## What you need to do
Print the entries below in their entirety, exactly as they are written.

## Materials provided
---+---
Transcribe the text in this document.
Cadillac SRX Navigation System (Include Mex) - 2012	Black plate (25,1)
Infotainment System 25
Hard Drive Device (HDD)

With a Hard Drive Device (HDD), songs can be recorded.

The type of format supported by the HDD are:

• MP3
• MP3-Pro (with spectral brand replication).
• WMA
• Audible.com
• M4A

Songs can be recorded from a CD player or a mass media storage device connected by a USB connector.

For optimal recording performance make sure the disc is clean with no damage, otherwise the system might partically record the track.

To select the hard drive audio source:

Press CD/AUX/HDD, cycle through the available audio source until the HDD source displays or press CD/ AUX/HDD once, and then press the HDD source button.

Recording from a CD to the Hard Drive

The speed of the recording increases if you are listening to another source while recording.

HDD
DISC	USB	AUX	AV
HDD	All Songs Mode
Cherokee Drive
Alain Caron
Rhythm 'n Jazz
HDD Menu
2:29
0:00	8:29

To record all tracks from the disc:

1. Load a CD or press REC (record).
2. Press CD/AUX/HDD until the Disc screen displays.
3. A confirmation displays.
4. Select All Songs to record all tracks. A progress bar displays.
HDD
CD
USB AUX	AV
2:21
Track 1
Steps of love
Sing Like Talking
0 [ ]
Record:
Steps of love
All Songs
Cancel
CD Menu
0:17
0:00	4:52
---+---
## Task answer
Transcribe the text in this document.
Cadillac SRX Navigation System (Include Mex) - 2012	Black plate (25,1)
Infotainment System 25
Hard Drive Device (HDD)

With a Hard Drive Device (HDD), songs can be recorded.

The type of format supported by the HDD are:

• MP3
• MP3-Pro (with spectral brand replication).
• WMA
• Audible.com
• M4A

Songs can be recorded from a CD player or a mass media storage device connected by a USB connector.

For optimal recording performance make sure the disc is clean with no damage, otherwise the system might partically record the track.

To select the hard drive audio source:

Press CD/AUX/HDD, cycle through the available audio source until the HDD source displays or press CD/ AUX/HDD once, and then press the HDD source button.

Recording from a CD to the Hard Drive

The speed of the recording increases if you are listening to another source while recording.

HDD
DISC	USB	AUX	AV
HDD	All Songs Mode
Cherokee Drive
Alain Caron
Rhythm 'n Jazz
HDD Menu
2:29
0:00	8:29

To record all tracks from the disc:

1. Load a CD or press REC (record).
2. Press CD/AUX/HDD until the Disc screen displays.
3. A confirmation displays.
4. Select All Songs to record all tracks. A progress bar displays.
HDD
CD
USB AUX	AV
2:21
Track 1
Steps of love
Sing Like Talking
0 [ ]
Record:
Steps of love
All Songs
Cancel
CD Menu
0:17
0:00	4:52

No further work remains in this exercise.